Your goal -
Continue the article on the Skrulls and the Kree from its final sentence, carrying its account of the Kree-Skrull War forward.

Excerpted text -
>>>

'Captain Marvel': What Skrulls and Kree Mean for After 'Avengers: Endgame'
Over 50 years after the Skrulls first appeared and took swings at the Fantastic Four, these shape-shifting green aliens are headed towards Earth in Captain Marvel. Capable of impersonating virtually anyone, including very old ladies on a bus, there’s lots of potential for them to wreck havoc in the near future of the Marvel Cinematic Universe.
But just who are they? And what could their presence in Captain Marvel mean for the future of the MCU post-Avengers: Endgame?
Buckle up, true believers: It’s time to get to know some Skrulls.
Skrull History 101
The history of the Skrulls goes back quite a bit. Millions of years back. In the comics, the Skrulls were born out of genetic experiments performed by the all-powerful and all-rude Celestials, who liked to do the exact opposite of the Prime Directive in Star Trek and interfere with species’ natural evolutions.
This meant all kinds of experiments upon indigenous populations, eventually transforming some reptillians on a distant planet into three kinds of Skrulls: Deviants, who could shape-shift; the Prime, essentially the “good” results; and the Eternals. This happened on many planets the Celestials did their experiments, including Earth. (Expect Earth’s Eternals to appear in that Eternals movie… whenever it comes out.)
After some years, the Deviants went to war with the Prime and the Eternals. Because the Deviants had the power to shape-shift, they won the war, and left only two non-Deviant Skrulls alive: Kly’bn, the Skrull Eternal, and Prime Skrull, who would escape to Earth in the 20th century and become a member of the Underground Legion.
Kly’bn pleaded for his life to be spared, which he got, but he also fell in love with the leader of the Deviants, Sl’gur’t. Together, the two became gods for the Skrulls, who developed into a full-fledged civilization on the planet Skrullos.
Then, war came.
A plot setting envisioned by Marvel’s Avengers writer Roy Thomas who wanted a big, cosmic, and very ancient space war that spilled onto Earth’s borders, the Kree-Skrull War is an everlasting rivalry between two alien races in the Marvel Universe. The war is most famously depicted in Avengers issues #89-97, a year-long run that introduced themes such as Scarlet Witch and Vision’s romance and allegories to the McCarthy trials.
If we wanted to fully explain the history of the Kree-Skrull war we’d be here all day, so here’s the gist: As the Skrull developed long-distance space travel, they wound up in Hala, homeworld to the war-mongering Kree and the peaceful Cotati. Taken to Earth’s Moon, the two races were challenged by the Skrulls to prove which were more advanced, both scientifically and socially.

<<<

Supplied information -

>>>

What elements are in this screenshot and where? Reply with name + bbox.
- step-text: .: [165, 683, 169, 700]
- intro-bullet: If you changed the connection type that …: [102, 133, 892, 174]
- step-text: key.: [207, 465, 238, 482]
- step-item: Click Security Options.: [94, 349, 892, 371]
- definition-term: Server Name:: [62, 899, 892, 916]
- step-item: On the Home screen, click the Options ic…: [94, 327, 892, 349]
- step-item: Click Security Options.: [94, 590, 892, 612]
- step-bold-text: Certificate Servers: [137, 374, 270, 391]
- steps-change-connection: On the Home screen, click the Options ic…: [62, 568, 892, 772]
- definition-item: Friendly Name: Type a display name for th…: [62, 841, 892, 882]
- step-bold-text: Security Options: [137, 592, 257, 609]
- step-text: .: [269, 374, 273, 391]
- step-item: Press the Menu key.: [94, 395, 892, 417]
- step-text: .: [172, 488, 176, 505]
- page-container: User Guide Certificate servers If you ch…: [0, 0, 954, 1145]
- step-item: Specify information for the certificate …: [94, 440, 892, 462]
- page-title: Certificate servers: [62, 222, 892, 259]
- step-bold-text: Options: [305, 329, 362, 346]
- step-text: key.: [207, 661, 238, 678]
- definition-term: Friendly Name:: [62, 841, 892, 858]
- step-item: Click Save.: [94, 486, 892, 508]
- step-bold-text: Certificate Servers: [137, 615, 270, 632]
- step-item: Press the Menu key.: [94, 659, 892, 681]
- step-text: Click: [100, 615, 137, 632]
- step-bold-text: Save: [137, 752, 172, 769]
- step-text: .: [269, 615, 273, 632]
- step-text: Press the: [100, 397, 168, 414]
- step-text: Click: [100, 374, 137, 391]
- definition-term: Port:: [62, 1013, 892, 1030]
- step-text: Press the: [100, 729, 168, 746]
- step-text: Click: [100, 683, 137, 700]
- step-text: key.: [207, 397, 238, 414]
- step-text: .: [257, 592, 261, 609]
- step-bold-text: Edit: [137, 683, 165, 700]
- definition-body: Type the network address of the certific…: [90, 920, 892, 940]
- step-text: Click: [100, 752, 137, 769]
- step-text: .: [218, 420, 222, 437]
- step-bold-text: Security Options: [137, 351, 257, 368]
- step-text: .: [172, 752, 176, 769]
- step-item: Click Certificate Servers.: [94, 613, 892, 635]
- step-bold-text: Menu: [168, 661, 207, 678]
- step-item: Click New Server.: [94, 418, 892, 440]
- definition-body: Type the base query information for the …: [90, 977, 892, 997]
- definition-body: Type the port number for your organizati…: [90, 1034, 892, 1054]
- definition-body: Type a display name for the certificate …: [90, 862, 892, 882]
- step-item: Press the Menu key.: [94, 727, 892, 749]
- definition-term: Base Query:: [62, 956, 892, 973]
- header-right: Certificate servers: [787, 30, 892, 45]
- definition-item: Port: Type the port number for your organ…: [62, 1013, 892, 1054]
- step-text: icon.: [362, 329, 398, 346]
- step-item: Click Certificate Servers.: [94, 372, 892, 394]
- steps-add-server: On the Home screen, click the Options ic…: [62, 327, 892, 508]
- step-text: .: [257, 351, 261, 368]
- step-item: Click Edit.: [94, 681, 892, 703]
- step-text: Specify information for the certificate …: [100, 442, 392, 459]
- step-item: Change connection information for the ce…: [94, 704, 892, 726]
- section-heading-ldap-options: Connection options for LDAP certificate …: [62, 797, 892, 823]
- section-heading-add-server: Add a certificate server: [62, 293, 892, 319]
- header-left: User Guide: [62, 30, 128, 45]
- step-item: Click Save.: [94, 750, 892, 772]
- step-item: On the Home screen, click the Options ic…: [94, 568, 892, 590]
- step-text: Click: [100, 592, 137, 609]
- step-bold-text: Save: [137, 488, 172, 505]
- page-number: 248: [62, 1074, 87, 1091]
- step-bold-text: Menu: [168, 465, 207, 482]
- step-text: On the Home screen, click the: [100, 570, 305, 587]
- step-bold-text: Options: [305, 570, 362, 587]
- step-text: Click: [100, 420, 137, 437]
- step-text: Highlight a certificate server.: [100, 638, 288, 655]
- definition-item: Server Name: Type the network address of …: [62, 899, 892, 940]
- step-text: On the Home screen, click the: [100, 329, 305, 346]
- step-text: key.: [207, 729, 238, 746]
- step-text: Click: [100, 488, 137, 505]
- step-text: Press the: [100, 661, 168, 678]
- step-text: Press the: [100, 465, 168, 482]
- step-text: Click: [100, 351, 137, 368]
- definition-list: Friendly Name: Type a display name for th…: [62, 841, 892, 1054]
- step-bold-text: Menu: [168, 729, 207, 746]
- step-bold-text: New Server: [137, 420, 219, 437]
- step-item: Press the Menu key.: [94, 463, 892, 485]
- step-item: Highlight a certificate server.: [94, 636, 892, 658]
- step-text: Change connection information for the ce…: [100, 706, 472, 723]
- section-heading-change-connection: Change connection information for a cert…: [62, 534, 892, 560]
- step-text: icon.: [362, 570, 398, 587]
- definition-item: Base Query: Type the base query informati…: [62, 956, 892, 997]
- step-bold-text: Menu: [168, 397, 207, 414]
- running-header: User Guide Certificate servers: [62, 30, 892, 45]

<<<

Response to the exercise -
When it looked like the Cotati were about to win after building a peaceful enclave, the Kree killed the Cotati, then killed the nearby Skrulls, and managed to advance themselves using technology left behind by the Skrulls. By the time the rest of the Skrulls found out, an entire millennia had passed, and the Kree were advanced enough to bring the fight to the Skrulls. Cue war.
In short: Colonization is Bad, kids.
The Avengers Step In
Beginning with Avengers #89, the Avengers get involved with the Kree-Skrull War, which is as big and space-y as any Bronze Age storyline gets.
I could summarize the entire storyline for you, but it’s also available to read on Comixology. Try out a trial account and pick up the issues here.
What Skrulls Mean for Phase 4
While Captain Marvel has Carol Danvers dealing with the Kree-Skrull War on her own, the mere fact that the Skrulls are now in the MCU leaves plenty of potential for them the franchise. In 2008, Marvel writer Brian Michael Bendis introduced one terrifying concept: What if Skrulls lived among us?
His idea became Secret Invasion, a massive Marvel crossover illustrated by Lenil Francis Yu, Mark Morales, and Laura Martin that revealed various Marvel heroes and villains to actually be Skrulls in disguise.
Elektra? Skrull. Spider-Woman? Skrull. Hank Pym? All secretly Skrull. Suddenly, fans couldn’t trust whoever it was that showed up in every panel.
While Marvel isn’t working on a movie Secret Invasion, the mere fact that Skrulls exist leaves open the door wide open should Kevin Feige feel the itch to go all Invasion of the Body Snatchers on the MCU as we head into Phase 4 in a post-Avengers: Endgame world.
Captain Marvel hits theaters on March 8.